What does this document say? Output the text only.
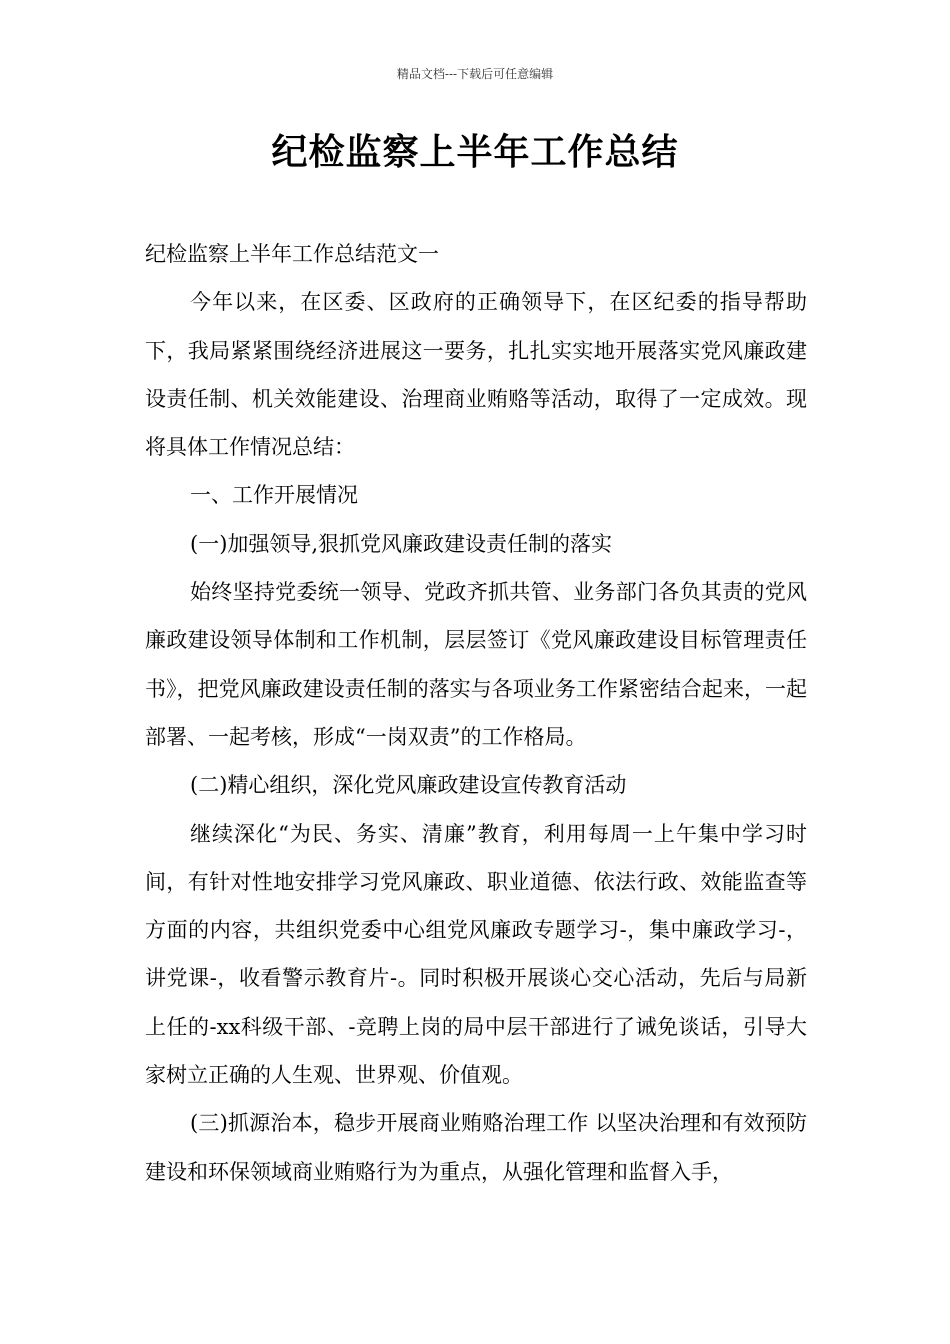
精品文档---下载后可任意编辑
纪检监察上半年工作总结

纪检监察上半年工作总结范文一

今年以来，在区委、区政府的正确领导下，在区纪委的指导帮助下，我局紧紧围绕经济进展这一要务，扎扎实实地开展落实党风廉政建设责任制、机关效能建设、治理商业贿赂等活动，取得了一定成效。现将具体工作情况总结：

一、工作开展情况

(一)加强领导,狠抓党风廉政建设责任制的落实

始终坚持党委统一领导、党政齐抓共管、业务部门各负其责的党风廉政建设领导体制和工作机制，层层签订《党风廉政建设目标管理责任书》，把党风廉政建设责任制的落实与各项业务工作紧密结合起来，一起部署、一起考核，形成“一岗双责”的工作格局。

(二)精心组织，深化党风廉政建设宣传教育活动

继续深化“为民、务实、清廉”教育，利用每周一上午集中学习时间，有针对性地安排学习党风廉政、职业道德、依法行政、效能监查等方面的内容，共组织党委中心组党风廉政专题学习-，集中廉政学习-，讲党课-，收看警示教育片-。同时积极开展谈心交心活动，先后与局新上任的-xx科级干部、-竞聘上岗的局中层干部进行了诫免谈话，引导大家树立正确的人生观、世界观、价值观。

(三)抓源治本，稳步开展商业贿赂治理工作 以坚决治理和有效预防建设和环保领域商业贿赂行为为重点，从强化管理和监督入手，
******************************
> _Problem statement_
Without the pictures, return all the records precisely as they stand.

> _Task output_
What does this document say? Output the text only.
精品文档---下载后可任意编辑
纪检监察上半年工作总结

纪检监察上半年工作总结范文一

今年以来，在区委、区政府的正确领导下，在区纪委的指导帮助下，我局紧紧围绕经济进展这一要务，扎扎实实地开展落实党风廉政建设责任制、机关效能建设、治理商业贿赂等活动，取得了一定成效。现将具体工作情况总结：

一、工作开展情况

(一)加强领导,狠抓党风廉政建设责任制的落实

始终坚持党委统一领导、党政齐抓共管、业务部门各负其责的党风廉政建设领导体制和工作机制，层层签订《党风廉政建设目标管理责任书》，把党风廉政建设责任制的落实与各项业务工作紧密结合起来，一起部署、一起考核，形成“一岗双责”的工作格局。

(二)精心组织，深化党风廉政建设宣传教育活动

继续深化“为民、务实、清廉”教育，利用每周一上午集中学习时间，有针对性地安排学习党风廉政、职业道德、依法行政、效能监查等方面的内容，共组织党委中心组党风廉政专题学习-，集中廉政学习-，讲党课-，收看警示教育片-。同时积极开展谈心交心活动，先后与局新上任的-xx科级干部、-竞聘上岗的局中层干部进行了诫免谈话，引导大家树立正确的人生观、世界观、价值观。

(三)抓源治本，稳步开展商业贿赂治理工作 以坚决治理和有效预防建设和环保领域商业贿赂行为为重点，从强化管理和监督入手，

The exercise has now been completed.